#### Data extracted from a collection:
-- BEGIN --

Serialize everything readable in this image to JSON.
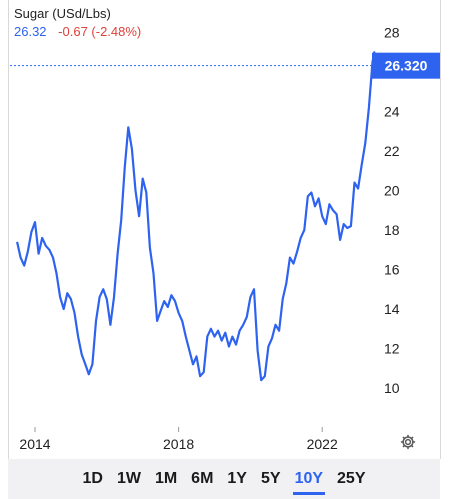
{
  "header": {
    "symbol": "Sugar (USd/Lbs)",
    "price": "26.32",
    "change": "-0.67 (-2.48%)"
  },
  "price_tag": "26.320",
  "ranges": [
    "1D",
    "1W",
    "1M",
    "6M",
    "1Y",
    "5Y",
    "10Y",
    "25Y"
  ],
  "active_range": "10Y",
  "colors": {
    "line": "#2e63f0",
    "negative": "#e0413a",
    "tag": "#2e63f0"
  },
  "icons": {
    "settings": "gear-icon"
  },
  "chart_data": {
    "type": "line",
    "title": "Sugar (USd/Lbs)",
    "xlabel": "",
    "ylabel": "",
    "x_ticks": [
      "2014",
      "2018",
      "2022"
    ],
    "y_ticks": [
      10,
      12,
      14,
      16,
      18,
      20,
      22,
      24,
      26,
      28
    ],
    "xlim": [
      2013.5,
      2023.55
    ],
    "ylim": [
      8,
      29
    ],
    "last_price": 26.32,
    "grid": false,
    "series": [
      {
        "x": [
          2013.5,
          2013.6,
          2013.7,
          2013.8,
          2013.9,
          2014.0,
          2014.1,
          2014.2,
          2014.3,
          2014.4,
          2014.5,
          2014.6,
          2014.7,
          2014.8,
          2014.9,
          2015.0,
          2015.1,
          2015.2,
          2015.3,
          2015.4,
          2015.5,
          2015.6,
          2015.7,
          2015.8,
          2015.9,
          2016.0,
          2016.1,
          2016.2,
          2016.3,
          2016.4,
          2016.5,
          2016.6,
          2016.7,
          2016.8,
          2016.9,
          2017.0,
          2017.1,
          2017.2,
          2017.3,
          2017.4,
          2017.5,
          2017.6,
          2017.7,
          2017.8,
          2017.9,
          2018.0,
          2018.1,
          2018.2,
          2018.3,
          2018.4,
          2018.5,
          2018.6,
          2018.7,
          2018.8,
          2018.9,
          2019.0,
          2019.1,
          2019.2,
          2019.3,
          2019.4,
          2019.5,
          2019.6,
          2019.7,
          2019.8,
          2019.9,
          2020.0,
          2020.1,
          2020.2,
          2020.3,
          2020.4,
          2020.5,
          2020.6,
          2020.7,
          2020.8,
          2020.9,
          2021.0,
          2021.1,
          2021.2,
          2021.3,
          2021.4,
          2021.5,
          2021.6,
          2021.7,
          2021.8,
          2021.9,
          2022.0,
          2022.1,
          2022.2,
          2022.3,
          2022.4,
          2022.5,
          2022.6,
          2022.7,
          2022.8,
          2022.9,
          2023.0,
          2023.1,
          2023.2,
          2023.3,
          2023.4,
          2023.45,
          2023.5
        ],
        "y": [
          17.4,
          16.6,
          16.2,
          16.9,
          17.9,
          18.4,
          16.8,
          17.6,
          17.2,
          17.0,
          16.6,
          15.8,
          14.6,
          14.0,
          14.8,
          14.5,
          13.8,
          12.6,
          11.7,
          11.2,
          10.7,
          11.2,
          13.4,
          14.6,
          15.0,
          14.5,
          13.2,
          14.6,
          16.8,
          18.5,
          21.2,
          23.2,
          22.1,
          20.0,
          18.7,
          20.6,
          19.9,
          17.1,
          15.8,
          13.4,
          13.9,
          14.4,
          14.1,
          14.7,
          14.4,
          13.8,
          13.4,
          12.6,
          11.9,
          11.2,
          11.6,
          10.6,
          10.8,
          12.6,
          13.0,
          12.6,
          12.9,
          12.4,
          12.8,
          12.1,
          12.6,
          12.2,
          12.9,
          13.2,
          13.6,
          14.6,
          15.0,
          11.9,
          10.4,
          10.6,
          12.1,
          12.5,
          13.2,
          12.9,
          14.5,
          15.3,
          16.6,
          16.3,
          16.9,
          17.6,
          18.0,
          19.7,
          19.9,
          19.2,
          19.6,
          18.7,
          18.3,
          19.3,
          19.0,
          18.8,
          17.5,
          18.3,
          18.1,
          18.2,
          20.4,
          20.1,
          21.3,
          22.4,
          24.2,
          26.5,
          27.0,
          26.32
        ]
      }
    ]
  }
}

-- END --
-- BEGIN --

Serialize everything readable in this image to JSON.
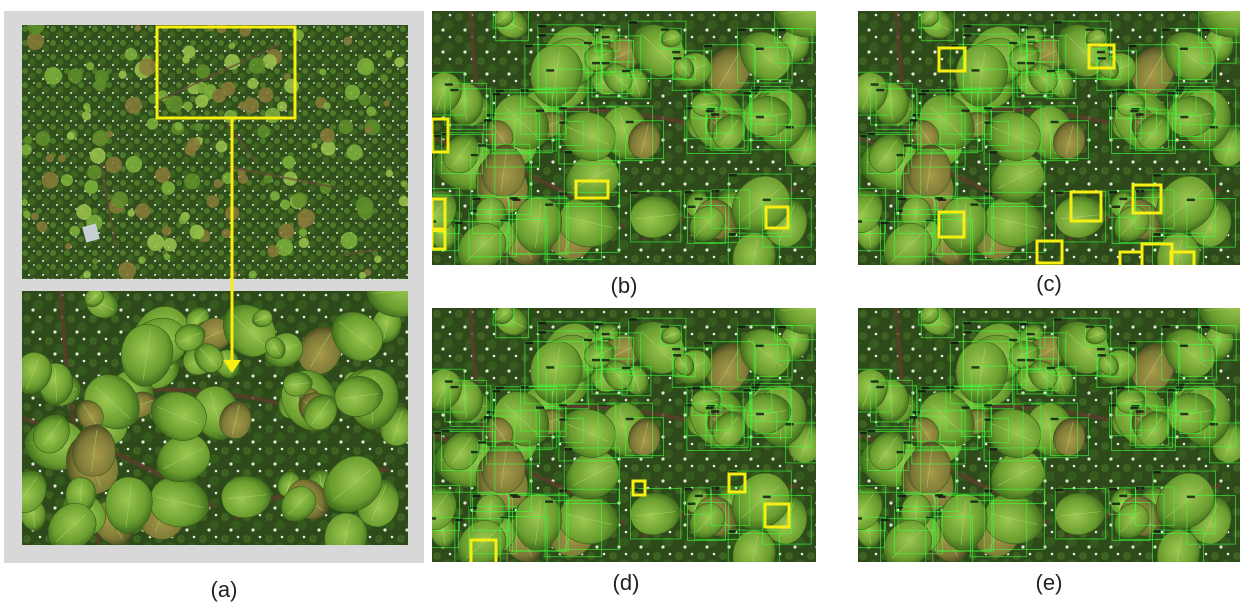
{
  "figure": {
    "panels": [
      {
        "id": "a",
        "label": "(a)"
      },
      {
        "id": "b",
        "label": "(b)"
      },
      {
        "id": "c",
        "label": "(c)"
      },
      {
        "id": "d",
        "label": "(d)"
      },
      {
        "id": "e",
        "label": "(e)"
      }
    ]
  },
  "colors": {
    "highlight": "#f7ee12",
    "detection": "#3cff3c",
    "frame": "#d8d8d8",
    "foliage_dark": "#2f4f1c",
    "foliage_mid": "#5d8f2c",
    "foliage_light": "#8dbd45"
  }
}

-- END --

#### SHORT TASK:
Give only the number of lines in the preceding material that contain the string "Sugar".

#### ANSWER TO THE PROBLEM:
2